Required work: Where a line holds the string "name", return that line.

* Start Provided material *

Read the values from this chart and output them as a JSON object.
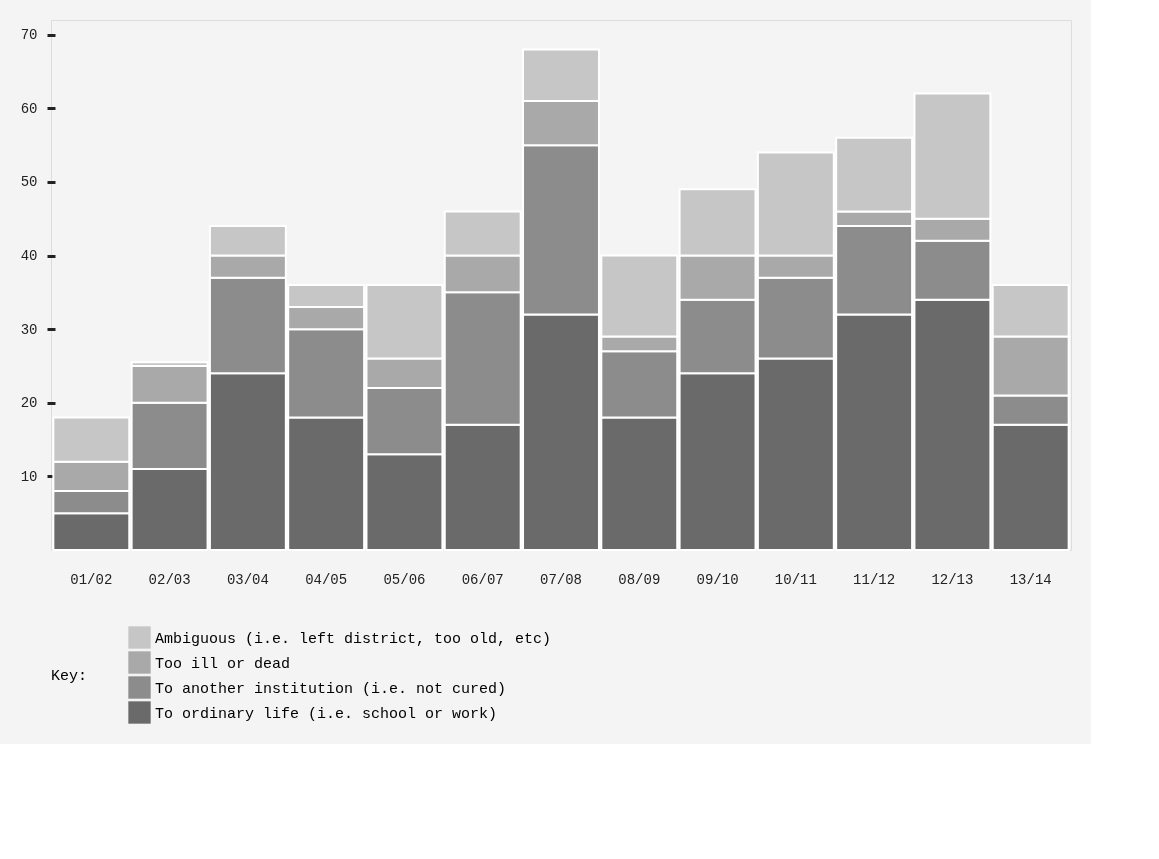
{
  "chart_data": {
    "type": "bar",
    "stacked": true,
    "legend_title": "Key:",
    "legend": "bottom",
    "categories": [
      "01/02",
      "02/03",
      "03/04",
      "04/05",
      "05/06",
      "06/07",
      "07/08",
      "08/09",
      "09/10",
      "10/11",
      "11/12",
      "12/13",
      "13/14"
    ],
    "series": [
      {
        "name": "To ordinary life (i.e. school or work)",
        "color": "#6a6a6a",
        "values": [
          5,
          11,
          24,
          18,
          13,
          17,
          32,
          18,
          24,
          26,
          32,
          34,
          17
        ]
      },
      {
        "name": "To another institution (i.e. not cured)",
        "color": "#8c8c8c",
        "values": [
          3,
          9,
          13,
          12,
          9,
          18,
          23,
          9,
          10,
          11,
          12,
          8,
          4
        ]
      },
      {
        "name": "Too ill or dead",
        "color": "#a9a9a9",
        "values": [
          4,
          5,
          3,
          3,
          4,
          5,
          6,
          2,
          6,
          3,
          2,
          3,
          8
        ]
      },
      {
        "name": "Ambiguous (i.e. left district, too old, etc)",
        "color": "#c6c6c6",
        "values": [
          6,
          0.5,
          4,
          3,
          10,
          6,
          7,
          11,
          9,
          14,
          10,
          17,
          7
        ]
      }
    ],
    "ylim": [
      0,
      72
    ],
    "yticks": [
      10,
      20,
      30,
      40,
      50,
      60,
      70
    ],
    "grid": false
  }
}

* End Provided material *

Result for this task:
        "name": "To ordinary life (i.e. school or work)",
        "name": "To another institution (i.e. not cured)",
        "name": "Too ill or dead",
        "name": "Ambiguous (i.e. left district, too old, etc)",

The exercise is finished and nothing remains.